# start of LISTED ENTRIES

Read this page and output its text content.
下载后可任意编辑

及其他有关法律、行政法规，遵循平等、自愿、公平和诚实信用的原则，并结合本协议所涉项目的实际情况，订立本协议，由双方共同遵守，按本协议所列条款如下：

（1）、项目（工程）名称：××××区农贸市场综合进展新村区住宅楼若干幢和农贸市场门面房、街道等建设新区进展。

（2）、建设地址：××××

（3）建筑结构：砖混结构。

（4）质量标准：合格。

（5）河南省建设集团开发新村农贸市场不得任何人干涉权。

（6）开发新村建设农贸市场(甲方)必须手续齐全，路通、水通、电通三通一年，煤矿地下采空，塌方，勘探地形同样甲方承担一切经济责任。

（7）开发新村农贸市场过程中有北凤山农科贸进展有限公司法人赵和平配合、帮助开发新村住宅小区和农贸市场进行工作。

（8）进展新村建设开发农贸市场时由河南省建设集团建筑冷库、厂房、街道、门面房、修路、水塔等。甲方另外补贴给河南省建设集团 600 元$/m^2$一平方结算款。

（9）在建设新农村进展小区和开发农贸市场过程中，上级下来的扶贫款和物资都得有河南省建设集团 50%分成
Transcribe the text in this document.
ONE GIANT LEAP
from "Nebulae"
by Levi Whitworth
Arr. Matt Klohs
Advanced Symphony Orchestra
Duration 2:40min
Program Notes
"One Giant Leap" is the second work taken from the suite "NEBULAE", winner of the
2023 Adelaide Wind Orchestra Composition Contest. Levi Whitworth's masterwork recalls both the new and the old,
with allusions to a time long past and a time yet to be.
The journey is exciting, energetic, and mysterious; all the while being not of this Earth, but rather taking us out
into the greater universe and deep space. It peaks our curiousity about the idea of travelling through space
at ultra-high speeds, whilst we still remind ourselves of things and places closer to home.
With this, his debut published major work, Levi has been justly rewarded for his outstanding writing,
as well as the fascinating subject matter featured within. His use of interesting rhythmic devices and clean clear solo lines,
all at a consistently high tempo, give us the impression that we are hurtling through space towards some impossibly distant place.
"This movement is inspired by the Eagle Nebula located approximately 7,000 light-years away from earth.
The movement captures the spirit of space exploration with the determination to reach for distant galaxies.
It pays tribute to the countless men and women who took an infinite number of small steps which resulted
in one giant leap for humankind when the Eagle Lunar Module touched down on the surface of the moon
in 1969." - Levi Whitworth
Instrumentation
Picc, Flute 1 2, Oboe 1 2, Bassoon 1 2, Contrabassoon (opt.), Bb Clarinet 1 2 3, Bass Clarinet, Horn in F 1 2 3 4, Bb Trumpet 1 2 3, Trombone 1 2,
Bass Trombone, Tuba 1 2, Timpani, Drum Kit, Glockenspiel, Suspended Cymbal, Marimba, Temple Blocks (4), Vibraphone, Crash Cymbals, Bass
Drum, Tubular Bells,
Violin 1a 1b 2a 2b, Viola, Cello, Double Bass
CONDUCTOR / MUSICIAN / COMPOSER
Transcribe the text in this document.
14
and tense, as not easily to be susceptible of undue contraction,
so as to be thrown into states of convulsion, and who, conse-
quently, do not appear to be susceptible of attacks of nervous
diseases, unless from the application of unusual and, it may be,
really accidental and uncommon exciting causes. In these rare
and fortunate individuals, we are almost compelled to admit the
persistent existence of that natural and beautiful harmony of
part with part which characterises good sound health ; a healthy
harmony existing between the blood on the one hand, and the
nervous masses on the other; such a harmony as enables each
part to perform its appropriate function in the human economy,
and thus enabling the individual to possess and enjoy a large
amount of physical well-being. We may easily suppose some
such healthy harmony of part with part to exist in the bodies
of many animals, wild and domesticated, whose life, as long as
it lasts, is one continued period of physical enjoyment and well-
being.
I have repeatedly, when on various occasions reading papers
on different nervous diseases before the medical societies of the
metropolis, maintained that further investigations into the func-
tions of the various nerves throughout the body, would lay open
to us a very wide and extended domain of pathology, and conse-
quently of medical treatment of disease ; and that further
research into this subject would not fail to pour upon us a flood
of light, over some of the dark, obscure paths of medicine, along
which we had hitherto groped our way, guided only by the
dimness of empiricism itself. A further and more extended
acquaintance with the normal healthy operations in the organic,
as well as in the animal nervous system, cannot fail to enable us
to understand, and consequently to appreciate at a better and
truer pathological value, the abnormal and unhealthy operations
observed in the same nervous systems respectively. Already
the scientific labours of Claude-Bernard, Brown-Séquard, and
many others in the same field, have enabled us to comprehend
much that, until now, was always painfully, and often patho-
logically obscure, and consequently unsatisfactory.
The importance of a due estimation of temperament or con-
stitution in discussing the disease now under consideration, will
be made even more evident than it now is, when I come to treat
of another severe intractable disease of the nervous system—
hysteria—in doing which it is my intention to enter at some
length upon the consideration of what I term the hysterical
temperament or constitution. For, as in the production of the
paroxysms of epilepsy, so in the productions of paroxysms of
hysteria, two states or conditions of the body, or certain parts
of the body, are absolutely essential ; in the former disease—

# end of LISTED ENTRIES

▸ **EXERCISE TASK**
Show all lines above holding "space".

▸ **WRITTEN ANSWER**
into the greater universe and deep space. It peaks our curiousity about the idea of travelling through space
all at a consistently high tempo, give us the impression that we are hurtling through space towards some impossibly distant place.
The movement captures the spirit of space exploration with the determination to reach for distant galaxies.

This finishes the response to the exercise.